- Goal of the exercise
Look through the listing below and give the number of lines that hold "image". Say nothing more.

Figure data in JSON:
= = =
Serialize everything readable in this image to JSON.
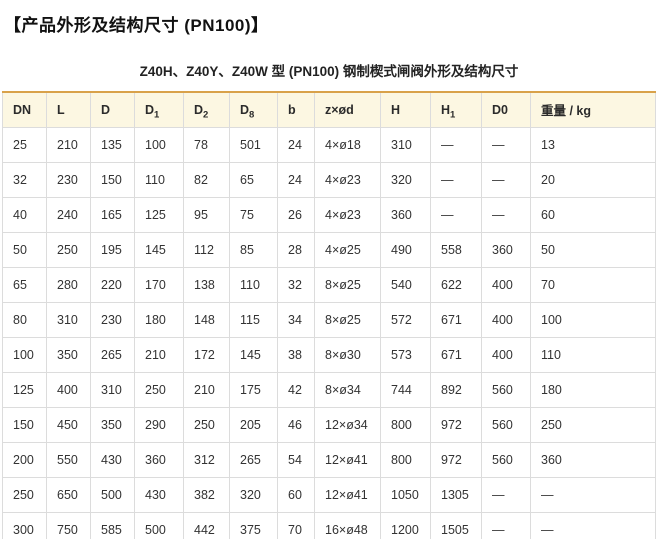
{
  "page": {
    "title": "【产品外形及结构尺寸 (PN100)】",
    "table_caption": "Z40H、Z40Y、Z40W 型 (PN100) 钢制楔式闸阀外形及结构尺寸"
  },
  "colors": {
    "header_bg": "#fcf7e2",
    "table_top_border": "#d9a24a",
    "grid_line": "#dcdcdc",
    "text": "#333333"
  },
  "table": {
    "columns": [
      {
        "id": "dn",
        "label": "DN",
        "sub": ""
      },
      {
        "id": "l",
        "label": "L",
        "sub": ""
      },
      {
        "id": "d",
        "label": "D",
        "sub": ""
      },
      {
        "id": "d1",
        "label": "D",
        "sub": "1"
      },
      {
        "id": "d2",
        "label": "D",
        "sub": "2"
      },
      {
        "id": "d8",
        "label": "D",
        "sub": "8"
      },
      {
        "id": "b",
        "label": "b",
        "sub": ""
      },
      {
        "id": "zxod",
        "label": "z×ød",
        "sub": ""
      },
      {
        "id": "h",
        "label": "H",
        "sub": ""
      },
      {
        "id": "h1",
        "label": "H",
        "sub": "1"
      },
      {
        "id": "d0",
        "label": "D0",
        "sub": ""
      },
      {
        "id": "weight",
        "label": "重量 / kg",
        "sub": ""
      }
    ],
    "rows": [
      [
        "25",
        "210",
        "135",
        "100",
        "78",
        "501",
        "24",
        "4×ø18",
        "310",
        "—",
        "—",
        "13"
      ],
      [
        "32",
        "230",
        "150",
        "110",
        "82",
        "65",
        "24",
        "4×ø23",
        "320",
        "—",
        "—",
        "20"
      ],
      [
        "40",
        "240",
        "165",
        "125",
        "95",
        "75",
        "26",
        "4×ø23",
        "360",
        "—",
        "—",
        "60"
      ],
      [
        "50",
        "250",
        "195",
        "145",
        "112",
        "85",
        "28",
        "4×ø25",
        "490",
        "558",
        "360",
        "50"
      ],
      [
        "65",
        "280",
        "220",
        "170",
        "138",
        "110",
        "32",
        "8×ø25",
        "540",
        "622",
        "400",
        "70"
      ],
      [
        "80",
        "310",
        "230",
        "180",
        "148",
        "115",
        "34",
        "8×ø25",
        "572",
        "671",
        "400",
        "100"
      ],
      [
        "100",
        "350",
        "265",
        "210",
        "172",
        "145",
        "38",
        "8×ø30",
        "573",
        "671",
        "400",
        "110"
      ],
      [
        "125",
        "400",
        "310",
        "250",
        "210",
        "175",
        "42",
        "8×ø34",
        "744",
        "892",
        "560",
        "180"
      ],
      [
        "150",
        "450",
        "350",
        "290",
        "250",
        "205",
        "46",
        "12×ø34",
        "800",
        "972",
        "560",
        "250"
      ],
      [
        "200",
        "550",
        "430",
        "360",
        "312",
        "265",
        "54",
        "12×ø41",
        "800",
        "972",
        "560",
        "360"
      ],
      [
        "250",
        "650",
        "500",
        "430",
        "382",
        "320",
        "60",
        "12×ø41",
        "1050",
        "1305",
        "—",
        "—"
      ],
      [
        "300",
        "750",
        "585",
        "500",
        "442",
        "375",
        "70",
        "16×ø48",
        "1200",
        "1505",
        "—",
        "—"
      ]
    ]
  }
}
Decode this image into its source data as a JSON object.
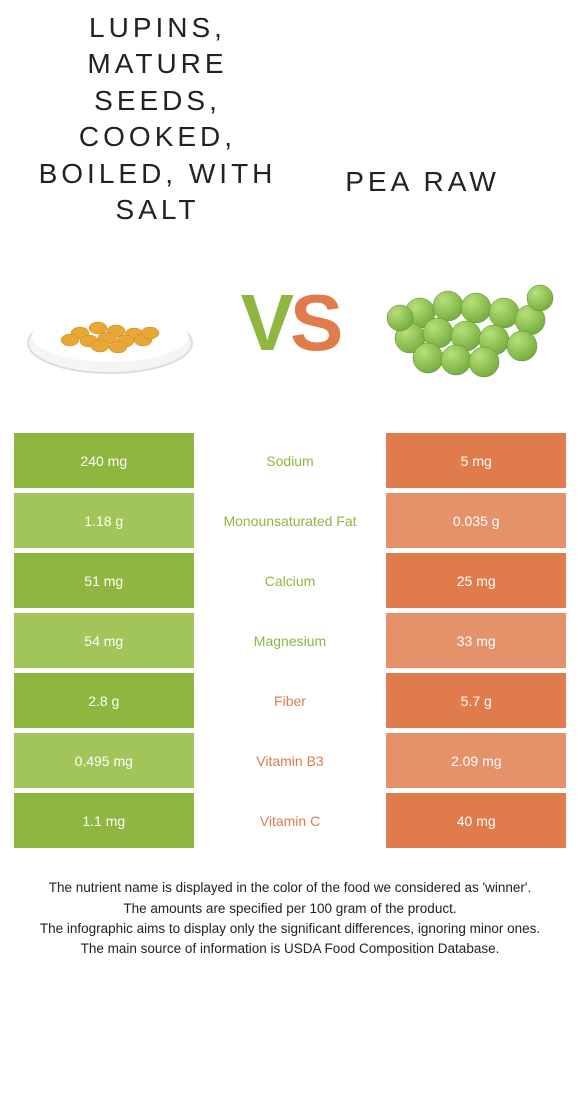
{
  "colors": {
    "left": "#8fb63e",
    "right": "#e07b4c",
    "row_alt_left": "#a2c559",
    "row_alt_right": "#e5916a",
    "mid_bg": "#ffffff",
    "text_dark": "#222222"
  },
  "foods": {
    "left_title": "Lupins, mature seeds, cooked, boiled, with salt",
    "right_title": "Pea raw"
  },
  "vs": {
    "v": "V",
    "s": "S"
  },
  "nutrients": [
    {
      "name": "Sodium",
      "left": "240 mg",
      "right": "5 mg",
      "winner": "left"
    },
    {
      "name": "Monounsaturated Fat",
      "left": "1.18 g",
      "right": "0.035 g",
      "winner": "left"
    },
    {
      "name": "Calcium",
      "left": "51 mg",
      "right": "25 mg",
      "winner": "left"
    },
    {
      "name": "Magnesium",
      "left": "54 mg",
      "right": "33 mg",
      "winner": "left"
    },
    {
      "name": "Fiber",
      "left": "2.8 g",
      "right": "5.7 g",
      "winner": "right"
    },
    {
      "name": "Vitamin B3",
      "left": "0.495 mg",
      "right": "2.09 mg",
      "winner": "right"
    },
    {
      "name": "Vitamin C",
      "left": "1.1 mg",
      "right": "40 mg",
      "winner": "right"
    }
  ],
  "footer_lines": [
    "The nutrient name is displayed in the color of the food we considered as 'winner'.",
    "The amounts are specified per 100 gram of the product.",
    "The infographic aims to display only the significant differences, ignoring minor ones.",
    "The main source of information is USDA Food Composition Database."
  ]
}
= = =
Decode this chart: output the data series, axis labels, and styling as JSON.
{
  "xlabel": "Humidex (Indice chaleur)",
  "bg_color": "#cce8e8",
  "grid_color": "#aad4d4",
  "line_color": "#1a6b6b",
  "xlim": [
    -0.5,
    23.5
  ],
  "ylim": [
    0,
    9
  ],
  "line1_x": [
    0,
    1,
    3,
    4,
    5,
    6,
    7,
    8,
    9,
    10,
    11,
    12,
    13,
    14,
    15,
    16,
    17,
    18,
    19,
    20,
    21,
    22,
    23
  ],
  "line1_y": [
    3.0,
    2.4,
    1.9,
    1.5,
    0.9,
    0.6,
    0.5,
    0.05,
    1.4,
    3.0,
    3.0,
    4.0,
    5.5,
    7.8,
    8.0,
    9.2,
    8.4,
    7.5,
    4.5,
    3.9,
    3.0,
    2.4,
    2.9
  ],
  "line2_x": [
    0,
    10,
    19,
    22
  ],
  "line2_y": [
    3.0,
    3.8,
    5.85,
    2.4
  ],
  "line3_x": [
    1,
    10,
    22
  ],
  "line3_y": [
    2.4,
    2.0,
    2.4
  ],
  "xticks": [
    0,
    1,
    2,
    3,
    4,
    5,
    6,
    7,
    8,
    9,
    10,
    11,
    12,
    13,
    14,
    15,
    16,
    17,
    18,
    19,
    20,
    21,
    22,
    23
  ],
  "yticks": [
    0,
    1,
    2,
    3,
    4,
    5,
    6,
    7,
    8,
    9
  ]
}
= = =
- Solution
2